◆ TO BE DONE ◆
Can you put every line of the listing below into a Markdown table with a Row column holding the row number and a Line column holding the line, skipping any blank lines?

[Stored entries]
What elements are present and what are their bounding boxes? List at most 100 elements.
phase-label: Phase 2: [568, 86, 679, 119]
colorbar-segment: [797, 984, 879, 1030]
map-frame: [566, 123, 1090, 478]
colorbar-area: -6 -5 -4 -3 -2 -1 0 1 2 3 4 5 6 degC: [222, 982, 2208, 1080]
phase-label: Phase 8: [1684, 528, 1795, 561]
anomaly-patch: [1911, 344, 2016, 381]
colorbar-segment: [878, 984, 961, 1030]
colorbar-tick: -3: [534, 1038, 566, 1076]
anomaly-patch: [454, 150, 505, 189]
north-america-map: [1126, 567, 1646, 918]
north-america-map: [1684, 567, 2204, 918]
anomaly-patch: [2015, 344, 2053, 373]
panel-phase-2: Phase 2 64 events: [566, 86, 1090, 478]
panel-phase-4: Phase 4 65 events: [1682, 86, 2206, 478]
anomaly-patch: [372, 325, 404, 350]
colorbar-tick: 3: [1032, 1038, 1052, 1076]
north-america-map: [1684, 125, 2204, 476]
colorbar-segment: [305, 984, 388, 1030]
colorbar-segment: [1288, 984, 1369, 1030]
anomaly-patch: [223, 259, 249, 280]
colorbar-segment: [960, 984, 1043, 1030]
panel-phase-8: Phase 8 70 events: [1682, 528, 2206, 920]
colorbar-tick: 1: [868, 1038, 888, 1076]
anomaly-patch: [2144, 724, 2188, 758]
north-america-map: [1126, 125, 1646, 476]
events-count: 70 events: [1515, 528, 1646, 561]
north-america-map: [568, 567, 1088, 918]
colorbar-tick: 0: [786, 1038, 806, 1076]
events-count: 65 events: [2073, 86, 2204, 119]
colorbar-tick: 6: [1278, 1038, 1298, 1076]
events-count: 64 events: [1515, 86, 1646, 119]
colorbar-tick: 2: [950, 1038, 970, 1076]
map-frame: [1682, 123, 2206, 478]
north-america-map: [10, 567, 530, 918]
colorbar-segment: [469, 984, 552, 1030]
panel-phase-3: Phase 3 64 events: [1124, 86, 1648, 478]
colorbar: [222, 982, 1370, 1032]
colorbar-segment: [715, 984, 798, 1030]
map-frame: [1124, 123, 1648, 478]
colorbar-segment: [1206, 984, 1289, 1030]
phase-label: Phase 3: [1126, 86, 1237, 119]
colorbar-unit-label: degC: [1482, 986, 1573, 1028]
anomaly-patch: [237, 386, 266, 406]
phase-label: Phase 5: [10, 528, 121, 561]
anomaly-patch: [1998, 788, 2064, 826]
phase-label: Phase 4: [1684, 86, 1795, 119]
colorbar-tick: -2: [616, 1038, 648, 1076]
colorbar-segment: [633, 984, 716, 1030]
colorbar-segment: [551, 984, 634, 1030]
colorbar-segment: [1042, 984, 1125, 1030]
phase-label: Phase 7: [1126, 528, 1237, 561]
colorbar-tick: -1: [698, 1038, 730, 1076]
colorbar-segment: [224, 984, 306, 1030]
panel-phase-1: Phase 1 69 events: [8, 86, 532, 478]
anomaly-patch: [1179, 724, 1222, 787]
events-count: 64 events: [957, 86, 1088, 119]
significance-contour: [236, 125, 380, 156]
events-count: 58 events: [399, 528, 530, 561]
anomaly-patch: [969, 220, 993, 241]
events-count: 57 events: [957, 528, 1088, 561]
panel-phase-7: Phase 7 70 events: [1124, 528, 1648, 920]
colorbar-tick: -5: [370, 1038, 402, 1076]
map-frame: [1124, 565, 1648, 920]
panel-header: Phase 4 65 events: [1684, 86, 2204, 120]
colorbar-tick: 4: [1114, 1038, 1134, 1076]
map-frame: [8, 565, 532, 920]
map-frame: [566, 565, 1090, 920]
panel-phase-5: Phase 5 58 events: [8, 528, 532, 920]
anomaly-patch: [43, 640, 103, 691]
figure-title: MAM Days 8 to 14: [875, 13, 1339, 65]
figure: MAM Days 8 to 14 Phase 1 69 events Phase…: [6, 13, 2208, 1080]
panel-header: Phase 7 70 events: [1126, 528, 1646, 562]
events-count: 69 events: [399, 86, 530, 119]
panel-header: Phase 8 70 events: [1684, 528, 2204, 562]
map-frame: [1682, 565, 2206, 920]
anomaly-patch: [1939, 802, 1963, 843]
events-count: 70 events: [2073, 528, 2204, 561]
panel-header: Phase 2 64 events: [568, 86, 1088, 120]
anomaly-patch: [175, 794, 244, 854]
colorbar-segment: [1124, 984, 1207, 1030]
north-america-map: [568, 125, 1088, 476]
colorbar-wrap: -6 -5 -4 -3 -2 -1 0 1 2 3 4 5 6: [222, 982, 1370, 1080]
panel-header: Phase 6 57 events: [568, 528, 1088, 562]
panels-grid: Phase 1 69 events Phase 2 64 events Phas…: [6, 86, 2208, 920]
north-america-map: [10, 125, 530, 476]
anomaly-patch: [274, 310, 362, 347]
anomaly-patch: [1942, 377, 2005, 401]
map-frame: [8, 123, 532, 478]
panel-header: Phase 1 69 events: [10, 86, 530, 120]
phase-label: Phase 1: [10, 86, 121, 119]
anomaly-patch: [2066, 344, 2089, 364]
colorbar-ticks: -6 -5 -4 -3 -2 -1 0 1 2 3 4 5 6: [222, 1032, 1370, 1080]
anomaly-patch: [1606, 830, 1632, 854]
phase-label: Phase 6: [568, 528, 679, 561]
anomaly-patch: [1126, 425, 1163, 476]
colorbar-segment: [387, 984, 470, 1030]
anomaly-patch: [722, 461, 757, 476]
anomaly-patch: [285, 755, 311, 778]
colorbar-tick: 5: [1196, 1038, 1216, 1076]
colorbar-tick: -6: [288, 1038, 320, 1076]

◆ FULL ANSWER ◆
| Row | Line |
|---|---|
| 1 | What elements are present and what are their bounding boxes? List at most 100 elements. |
| 2 | phase-label: Phase 2: [568, 86, 679, 119] |
| 3 | colorbar-segment: [797, 984, 879, 1030] |
| 4 | map-frame: [566, 123, 1090, 478] |
| 5 | colorbar-area: -6 -5 -4 -3 -2 -1 0 1 2 3 4 5 6 degC: [222, 982, 2208, 1080] |
| 6 | phase-label: Phase 8: [1684, 528, 1795, 561] |
| 7 | anomaly-patch: [1911, 344, 2016, 381] |
| 8 | colorbar-segment: [878, 984, 961, 1030] |
| 9 | colorbar-tick: -3: [534, 1038, 566, 1076] |
| 10 | anomaly-patch: [454, 150, 505, 189] |
| 11 | north-america-map: [1126, 567, 1646, 918] |
| 12 | north-america-map: [1684, 567, 2204, 918] |
| 13 | anomaly-patch: [2015, 344, 2053, 373] |
| 14 | panel-phase-2: Phase 2 64 events: [566, 86, 1090, 478] |
| 15 | panel-phase-4: Phase 4 65 events: [1682, 86, 2206, 478] |
| 16 | anomaly-patch: [372, 325, 404, 350] |
| 17 | colorbar-tick: 3: [1032, 1038, 1052, 1076] |
| 18 | north-america-map: [1684, 125, 2204, 476] |
| 19 | colorbar-segment: [305, 984, 388, 1030] |
| 20 | colorbar-segment: [1288, 984, 1369, 1030] |
| 21 | anomaly-patch: [223, 259, 249, 280] |
| 22 | colorbar-segment: [960, 984, 1043, 1030] |
| 23 | panel-phase-8: Phase 8 70 events: [1682, 528, 2206, 920] |
| 24 | colorbar-tick: 1: [868, 1038, 888, 1076] |
| 25 | anomaly-patch: [2144, 724, 2188, 758] |
| 26 | north-america-map: [1126, 125, 1646, 476] |
| 27 | events-count: 70 events: [1515, 528, 1646, 561] |
| 28 | north-america-map: [568, 567, 1088, 918] |
| 29 | colorbar-tick: 0: [786, 1038, 806, 1076] |
| 30 | events-count: 65 events: [2073, 86, 2204, 119] |
| 31 | colorbar-tick: 6: [1278, 1038, 1298, 1076] |
| 32 | events-count: 64 events: [1515, 86, 1646, 119] |
| 33 | colorbar-tick: 2: [950, 1038, 970, 1076] |
| 34 | map-frame: [1682, 123, 2206, 478] |
| 35 | north-america-map: [10, 567, 530, 918] |
| 36 | colorbar-segment: [469, 984, 552, 1030] |
| 37 | panel-phase-3: Phase 3 64 events: [1124, 86, 1648, 478] |
| 38 | colorbar: [222, 982, 1370, 1032] |
| 39 | colorbar-segment: [715, 984, 798, 1030] |
| 40 | map-frame: [1124, 123, 1648, 478] |
| 41 | colorbar-segment: [1206, 984, 1289, 1030] |
| 42 | phase-label: Phase 3: [1126, 86, 1237, 119] |
| 43 | colorbar-unit-label: degC: [1482, 986, 1573, 1028] |
| 44 | anomaly-patch: [237, 386, 266, 406] |
| 45 | phase-label: Phase 5: [10, 528, 121, 561] |
| 46 | anomaly-patch: [1998, 788, 2064, 826] |
| 47 | phase-label: Phase 4: [1684, 86, 1795, 119] |
| 48 | colorbar-tick: -2: [616, 1038, 648, 1076] |
| 49 | colorbar-segment: [633, 984, 716, 1030] |
| 50 | colorbar-segment: [551, 984, 634, 1030] |
| 51 | colorbar-segment: [1042, 984, 1125, 1030] |
| 52 | phase-label: Phase 7: [1126, 528, 1237, 561] |
| 53 | colorbar-tick: -1: [698, 1038, 730, 1076] |
| 54 | colorbar-segment: [224, 984, 306, 1030] |
| 55 | panel-phase-1: Phase 1 69 events: [8, 86, 532, 478] |
| 56 | anomaly-patch: [1179, 724, 1222, 787] |
| 57 | events-count: 64 events: [957, 86, 1088, 119] |
| 58 | significance-contour: [236, 125, 380, 156] |
| 59 | events-count: 58 events: [399, 528, 530, 561] |
| 60 | anomaly-patch: [969, 220, 993, 241] |
| 61 | events-count: 57 events: [957, 528, 1088, 561] |
| 62 | panel-phase-7: Phase 7 70 events: [1124, 528, 1648, 920] |
| 63 | colorbar-tick: -5: [370, 1038, 402, 1076] |
| 64 | map-frame: [1124, 565, 1648, 920] |
| 65 | panel-header: Phase 4 65 events: [1684, 86, 2204, 120] |
| 66 | colorbar-tick: 4: [1114, 1038, 1134, 1076] |
| 67 | map-frame: [8, 565, 532, 920] |
| 68 | map-frame: [566, 565, 1090, 920] |
| 69 | panel-phase-5: Phase 5 58 events: [8, 528, 532, 920] |
| 70 | anomaly-patch: [43, 640, 103, 691] |
| 71 | figure-title: MAM Days 8 to 14: [875, 13, 1339, 65] |
| 72 | figure: MAM Days 8 to 14 Phase 1 69 events Phase…: [6, 13, 2208, 1080] |
| 73 | panel-header: Phase 7 70 events: [1126, 528, 1646, 562] |
| 74 | events-count: 69 events: [399, 86, 530, 119] |
| 75 | panel-header: Phase 8 70 events: [1684, 528, 2204, 562] |
| 76 | map-frame: [1682, 565, 2206, 920] |
| 77 | anomaly-patch: [1939, 802, 1963, 843] |
| 78 | events-count: 70 events: [2073, 528, 2204, 561] |
| 79 | panel-header: Phase 2 64 events: [568, 86, 1088, 120] |
| 80 | anomaly-patch: [175, 794, 244, 854] |
| 81 | colorbar-segment: [1124, 984, 1207, 1030] |
| 82 | north-america-map: [568, 125, 1088, 476] |
| 83 | colorbar-wrap: -6 -5 -4 -3 -2 -1 0 1 2 3 4 5 6: [222, 982, 1370, 1080] |
| 84 | panel-header: Phase 6 57 events: [568, 528, 1088, 562] |
| 85 | panels-grid: Phase 1 69 events Phase 2 64 events Phas…: [6, 86, 2208, 920] |
| 86 | north-america-map: [10, 125, 530, 476] |
| 87 | anomaly-patch: [274, 310, 362, 347] |
| 88 | anomaly-patch: [1942, 377, 2005, 401] |
| 89 | map-frame: [8, 123, 532, 478] |
| 90 | panel-header: Phase 1 69 events: [10, 86, 530, 120] |
| 91 | phase-label: Phase 1: [10, 86, 121, 119] |
| 92 | anomaly-patch: [2066, 344, 2089, 364] |
| 93 | colorbar-ticks: -6 -5 -4 -3 -2 -1 0 1 2 3 4 5 6: [222, 1032, 1370, 1080] |
| 94 | anomaly-patch: [1606, 830, 1632, 854] |
| 95 | phase-label: Phase 6: [568, 528, 679, 561] |
| 96 | anomaly-patch: [1126, 425, 1163, 476] |
| 97 | colorbar-segment: [387, 984, 470, 1030] |
| 98 | anomaly-patch: [722, 461, 757, 476] |
| 99 | anomaly-patch: [285, 755, 311, 778] |
| 100 | colorbar-tick: 5: [1196, 1038, 1216, 1076] |
| 101 | colorbar-tick: -6: [288, 1038, 320, 1076] |